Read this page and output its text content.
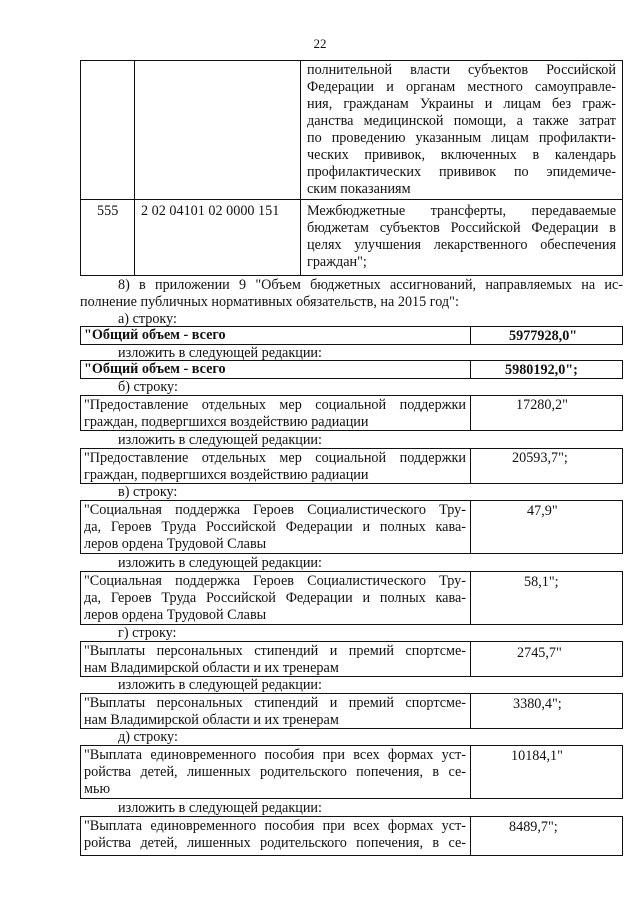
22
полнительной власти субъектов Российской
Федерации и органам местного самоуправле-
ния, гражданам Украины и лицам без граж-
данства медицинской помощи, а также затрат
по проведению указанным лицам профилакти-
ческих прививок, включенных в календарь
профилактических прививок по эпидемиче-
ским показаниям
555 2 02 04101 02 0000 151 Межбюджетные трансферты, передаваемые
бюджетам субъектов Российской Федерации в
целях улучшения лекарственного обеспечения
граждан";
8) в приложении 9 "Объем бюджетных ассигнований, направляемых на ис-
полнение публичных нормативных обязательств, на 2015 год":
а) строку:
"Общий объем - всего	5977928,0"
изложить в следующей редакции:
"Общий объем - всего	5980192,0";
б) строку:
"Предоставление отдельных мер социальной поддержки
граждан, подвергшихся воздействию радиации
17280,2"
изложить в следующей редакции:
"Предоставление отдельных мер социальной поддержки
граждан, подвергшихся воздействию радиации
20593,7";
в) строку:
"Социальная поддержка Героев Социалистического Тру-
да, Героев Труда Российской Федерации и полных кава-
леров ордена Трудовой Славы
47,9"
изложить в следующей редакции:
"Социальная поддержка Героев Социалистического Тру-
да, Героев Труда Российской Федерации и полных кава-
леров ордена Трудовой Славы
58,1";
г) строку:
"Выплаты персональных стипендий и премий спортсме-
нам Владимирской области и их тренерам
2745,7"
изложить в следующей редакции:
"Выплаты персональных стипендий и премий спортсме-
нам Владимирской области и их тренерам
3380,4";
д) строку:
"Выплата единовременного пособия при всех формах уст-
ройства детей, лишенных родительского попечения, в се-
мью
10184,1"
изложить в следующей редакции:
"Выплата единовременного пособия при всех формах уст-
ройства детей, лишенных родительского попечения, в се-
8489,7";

__Exercise__: Copy out every line from the material above in which the word "Российской" appears.

__Solution for this task__:
полнительной власти субъектов Российской
бюджетам субъектов Российской Федерации в
да, Героев Труда Российской Федерации и полных кава-
да, Героев Труда Российской Федерации и полных кава-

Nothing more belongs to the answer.